» Brief
Copy each line below in which the string "this" occurs.

-- BEGIN Records supplied --

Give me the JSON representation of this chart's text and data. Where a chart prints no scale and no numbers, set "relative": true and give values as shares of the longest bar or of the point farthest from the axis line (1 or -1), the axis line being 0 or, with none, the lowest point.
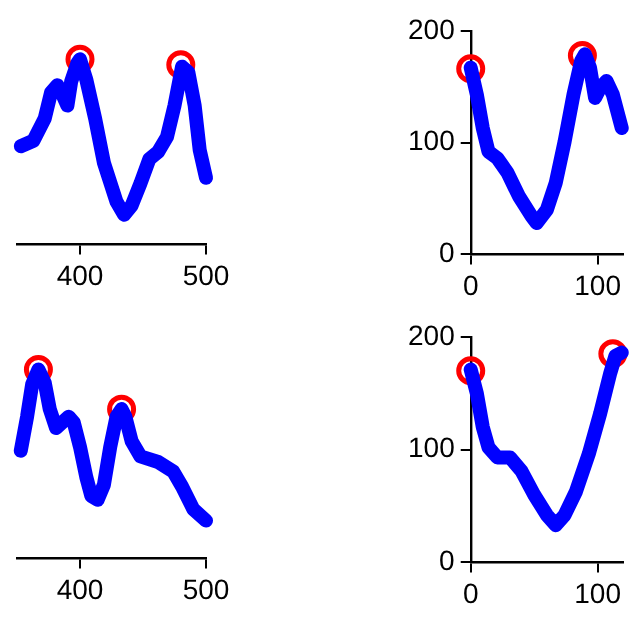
{
  "chart_data": [
    {
      "type": "line",
      "relative": true,
      "xlim": [
        350,
        500
      ],
      "xticks": [
        400,
        500
      ],
      "tick_labels": "x",
      "series": [
        {
          "type": "line",
          "color": "#0000ff",
          "marker": "none",
          "x": [
            353,
            363,
            372,
            377,
            382,
            386,
            390,
            393,
            398,
            400,
            405,
            412,
            419,
            429,
            435,
            441,
            448,
            455,
            462,
            469,
            475,
            479,
            481,
            486,
            491,
            495,
            500
          ],
          "values": [
            0.53,
            0.56,
            0.68,
            0.82,
            0.86,
            0.81,
            0.75,
            0.88,
            0.98,
            1,
            0.89,
            0.68,
            0.44,
            0.23,
            0.16,
            0.21,
            0.33,
            0.46,
            0.5,
            0.58,
            0.75,
            0.89,
            0.96,
            0.93,
            0.75,
            0.51,
            0.36
          ]
        },
        {
          "type": "scatter",
          "color": "#ff0000",
          "marker": "circle",
          "x": [
            400,
            480
          ],
          "values": [
            1,
            0.97
          ]
        }
      ]
    },
    {
      "type": "line",
      "xlim": [
        0,
        120
      ],
      "xticks": [
        0,
        100
      ],
      "ylim": [
        0,
        200
      ],
      "yticks": [
        0,
        100,
        200
      ],
      "series": [
        {
          "type": "line",
          "color": "#0000ff",
          "marker": "none",
          "x": [
            0,
            4.8,
            9.5,
            14,
            21,
            29,
            38,
            48,
            52,
            60,
            67,
            74,
            81,
            87,
            90,
            94,
            98,
            102,
            107,
            112,
            119
          ],
          "values": [
            167,
            143,
            113,
            92,
            86,
            73,
            52,
            34,
            28,
            40,
            64,
            101,
            143,
            173,
            179,
            167,
            140,
            149,
            155,
            143,
            113
          ]
        },
        {
          "type": "scatter",
          "color": "#ff0000",
          "marker": "circle",
          "x": [
            0,
            88
          ],
          "values": [
            166,
            178
          ]
        }
      ]
    },
    {
      "type": "line",
      "relative": true,
      "xlim": [
        350,
        500
      ],
      "xticks": [
        400,
        500
      ],
      "tick_labels": "x",
      "series": [
        {
          "type": "line",
          "color": "#0000ff",
          "marker": "none",
          "x": [
            353,
            358,
            362,
            367,
            372,
            376,
            381,
            386,
            391,
            395,
            400,
            405,
            409,
            414,
            419,
            424,
            429,
            433,
            436,
            441,
            448,
            462,
            474,
            481,
            490,
            500
          ],
          "values": [
            0.57,
            0.75,
            0.92,
            1,
            0.93,
            0.79,
            0.69,
            0.72,
            0.75,
            0.72,
            0.59,
            0.43,
            0.33,
            0.31,
            0.39,
            0.59,
            0.75,
            0.79,
            0.75,
            0.62,
            0.54,
            0.51,
            0.46,
            0.38,
            0.26,
            0.2
          ]
        },
        {
          "type": "scatter",
          "color": "#ff0000",
          "marker": "circle",
          "x": [
            367,
            433
          ],
          "values": [
            1,
            0.79
          ]
        }
      ]
    },
    {
      "type": "line",
      "xlim": [
        0,
        120
      ],
      "xticks": [
        0,
        100
      ],
      "ylim": [
        0,
        200
      ],
      "yticks": [
        0,
        100,
        200
      ],
      "series": [
        {
          "type": "line",
          "color": "#0000ff",
          "marker": "none",
          "x": [
            0,
            4.8,
            9.5,
            14,
            21,
            31,
            40,
            50,
            60,
            67,
            74,
            83,
            93,
            102,
            110,
            114,
            119
          ],
          "values": [
            171,
            150,
            120,
            102,
            93,
            93,
            81,
            60,
            42,
            33,
            42,
            63,
            96,
            132,
            168,
            183,
            186
          ]
        },
        {
          "type": "scatter",
          "color": "#ff0000",
          "marker": "circle",
          "x": [
            0,
            112
          ],
          "values": [
            170,
            185
          ]
        }
      ]
    }
  ]
}
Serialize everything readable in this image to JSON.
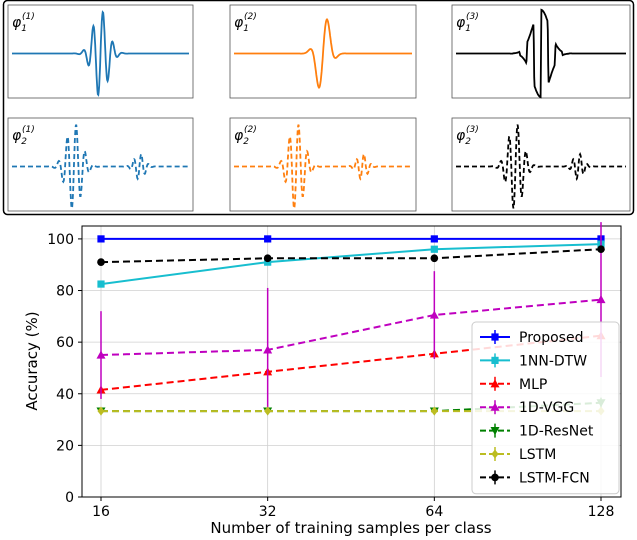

-- END Records supplied --

» The completed task
Give me the JSON representation of this chart's text and data. Where a chart prints no scale and no numbers, set "relative": true and give values as shares of the longest bar or of the point farthest from the axis line (1 or -1), the axis line being 0 or, with none, the lowest point.
Serialize everything readable in this image to JSON.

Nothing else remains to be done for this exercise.